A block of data
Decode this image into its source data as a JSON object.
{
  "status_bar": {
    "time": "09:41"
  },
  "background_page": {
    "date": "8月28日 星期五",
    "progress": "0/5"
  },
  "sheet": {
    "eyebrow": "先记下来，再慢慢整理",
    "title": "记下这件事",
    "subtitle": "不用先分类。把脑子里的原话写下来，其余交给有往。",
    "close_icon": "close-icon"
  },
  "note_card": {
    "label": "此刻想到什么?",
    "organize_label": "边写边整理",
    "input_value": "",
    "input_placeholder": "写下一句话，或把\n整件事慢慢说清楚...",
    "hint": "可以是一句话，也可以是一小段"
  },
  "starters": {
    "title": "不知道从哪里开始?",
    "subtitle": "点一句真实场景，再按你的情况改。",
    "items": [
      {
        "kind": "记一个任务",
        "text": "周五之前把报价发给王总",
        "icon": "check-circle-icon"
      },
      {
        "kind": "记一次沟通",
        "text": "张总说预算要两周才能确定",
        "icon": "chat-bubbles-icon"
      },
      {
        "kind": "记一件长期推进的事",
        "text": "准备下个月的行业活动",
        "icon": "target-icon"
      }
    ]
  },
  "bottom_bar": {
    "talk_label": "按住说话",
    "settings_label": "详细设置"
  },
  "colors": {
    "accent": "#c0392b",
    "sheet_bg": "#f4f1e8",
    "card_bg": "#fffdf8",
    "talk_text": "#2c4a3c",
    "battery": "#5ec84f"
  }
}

OBJECTIVE
Output the full listing exactly as it stands.

SOLUTION
Decode this image into its source data as a JSON object.
{
  "status_bar": {
    "time": "09:41"
  },
  "background_page": {
    "date": "8月28日 星期五",
    "progress": "0/5"
  },
  "sheet": {
    "eyebrow": "先记下来，再慢慢整理",
    "title": "记下这件事",
    "subtitle": "不用先分类。把脑子里的原话写下来，其余交给有往。",
    "close_icon": "close-icon"
  },
  "note_card": {
    "label": "此刻想到什么?",
    "organize_label": "边写边整理",
    "input_value": "",
    "input_placeholder": "写下一句话，或把\n整件事慢慢说清楚...",
    "hint": "可以是一句话，也可以是一小段"
  },
  "starters": {
    "title": "不知道从哪里开始?",
    "subtitle": "点一句真实场景，再按你的情况改。",
    "items": [
      {
        "kind": "记一个任务",
        "text": "周五之前把报价发给王总",
        "icon": "check-circle-icon"
      },
      {
        "kind": "记一次沟通",
        "text": "张总说预算要两周才能确定",
        "icon": "chat-bubbles-icon"
      },
      {
        "kind": "记一件长期推进的事",
        "text": "准备下个月的行业活动",
        "icon": "target-icon"
      }
    ]
  },
  "bottom_bar": {
    "talk_label": "按住说话",
    "settings_label": "详细设置"
  },
  "colors": {
    "accent": "#c0392b",
    "sheet_bg": "#f4f1e8",
    "card_bg": "#fffdf8",
    "talk_text": "#2c4a3c",
    "battery": "#5ec84f"
  }
}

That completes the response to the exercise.